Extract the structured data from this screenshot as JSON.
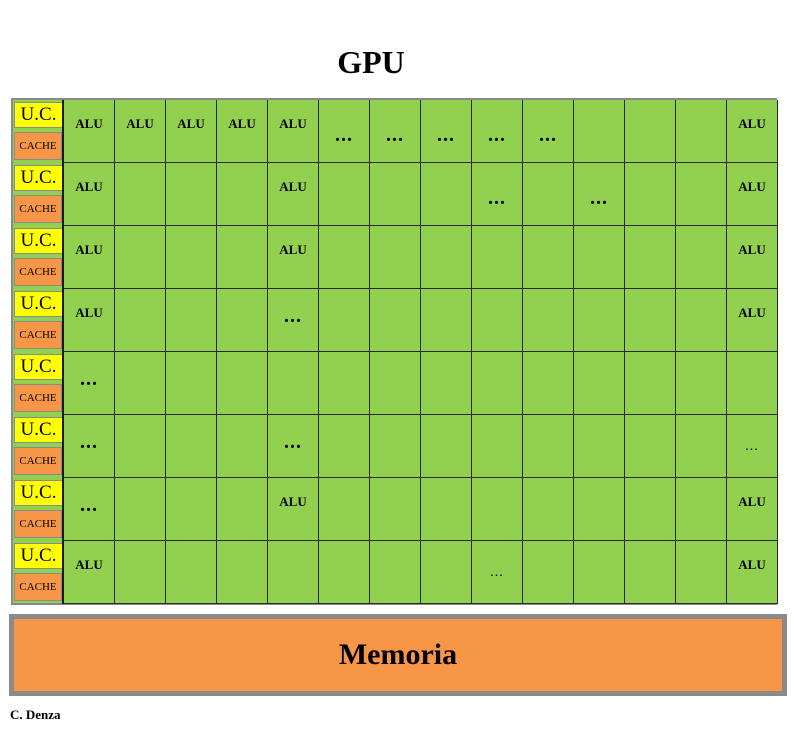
{
  "title": "GPU",
  "uc_label": "U.C.",
  "cache_label": "CACHE",
  "alu_label": "ALU",
  "ellipsis": "...",
  "memory_label": "Memoria",
  "credit": "C. Denza",
  "colors": {
    "alu_green": "#92d050",
    "uc_yellow": "#ffff00",
    "cache_orange": "#f79646",
    "frame_gray": "#8a8a8a"
  },
  "rows": [
    [
      "ALU",
      "ALU",
      "ALU",
      "ALU",
      "ALU",
      "...",
      "...",
      "...",
      "...",
      "...",
      "",
      "",
      "",
      "ALU"
    ],
    [
      "ALU",
      "",
      "",
      "",
      "ALU",
      "",
      "",
      "",
      "...",
      "",
      "...",
      "",
      "",
      "ALU"
    ],
    [
      "ALU",
      "",
      "",
      "",
      "ALU",
      "",
      "",
      "",
      "",
      "",
      "",
      "",
      "",
      "ALU"
    ],
    [
      "ALU",
      "",
      "",
      "",
      "...",
      "",
      "",
      "",
      "",
      "",
      "",
      "",
      "",
      "ALU"
    ],
    [
      "...",
      "",
      "",
      "",
      "",
      "",
      "",
      "",
      "",
      "",
      "",
      "",
      "",
      ""
    ],
    [
      "...",
      "",
      "",
      "",
      "...",
      "",
      "",
      "",
      "",
      "",
      "",
      "",
      "",
      "..."
    ],
    [
      "...",
      "",
      "",
      "",
      "ALU",
      "",
      "",
      "",
      "",
      "",
      "",
      "",
      "",
      "ALU"
    ],
    [
      "ALU",
      "",
      "",
      "",
      "",
      "",
      "",
      "",
      "...",
      "",
      "",
      "",
      "",
      "ALU"
    ]
  ]
}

SHORT PROBLEM – Restate the records above in full, word for word. Keep pictures out.

EXPECTED ANSWER –
Extract the structured data from this screenshot as JSON.
{
  "title": "GPU",
  "uc_label": "U.C.",
  "cache_label": "CACHE",
  "alu_label": "ALU",
  "ellipsis": "...",
  "memory_label": "Memoria",
  "credit": "C. Denza",
  "colors": {
    "alu_green": "#92d050",
    "uc_yellow": "#ffff00",
    "cache_orange": "#f79646",
    "frame_gray": "#8a8a8a"
  },
  "rows": [
    [
      "ALU",
      "ALU",
      "ALU",
      "ALU",
      "ALU",
      "...",
      "...",
      "...",
      "...",
      "...",
      "",
      "",
      "",
      "ALU"
    ],
    [
      "ALU",
      "",
      "",
      "",
      "ALU",
      "",
      "",
      "",
      "...",
      "",
      "...",
      "",
      "",
      "ALU"
    ],
    [
      "ALU",
      "",
      "",
      "",
      "ALU",
      "",
      "",
      "",
      "",
      "",
      "",
      "",
      "",
      "ALU"
    ],
    [
      "ALU",
      "",
      "",
      "",
      "...",
      "",
      "",
      "",
      "",
      "",
      "",
      "",
      "",
      "ALU"
    ],
    [
      "...",
      "",
      "",
      "",
      "",
      "",
      "",
      "",
      "",
      "",
      "",
      "",
      "",
      ""
    ],
    [
      "...",
      "",
      "",
      "",
      "...",
      "",
      "",
      "",
      "",
      "",
      "",
      "",
      "",
      "..."
    ],
    [
      "...",
      "",
      "",
      "",
      "ALU",
      "",
      "",
      "",
      "",
      "",
      "",
      "",
      "",
      "ALU"
    ],
    [
      "ALU",
      "",
      "",
      "",
      "",
      "",
      "",
      "",
      "...",
      "",
      "",
      "",
      "",
      "ALU"
    ]
  ]
}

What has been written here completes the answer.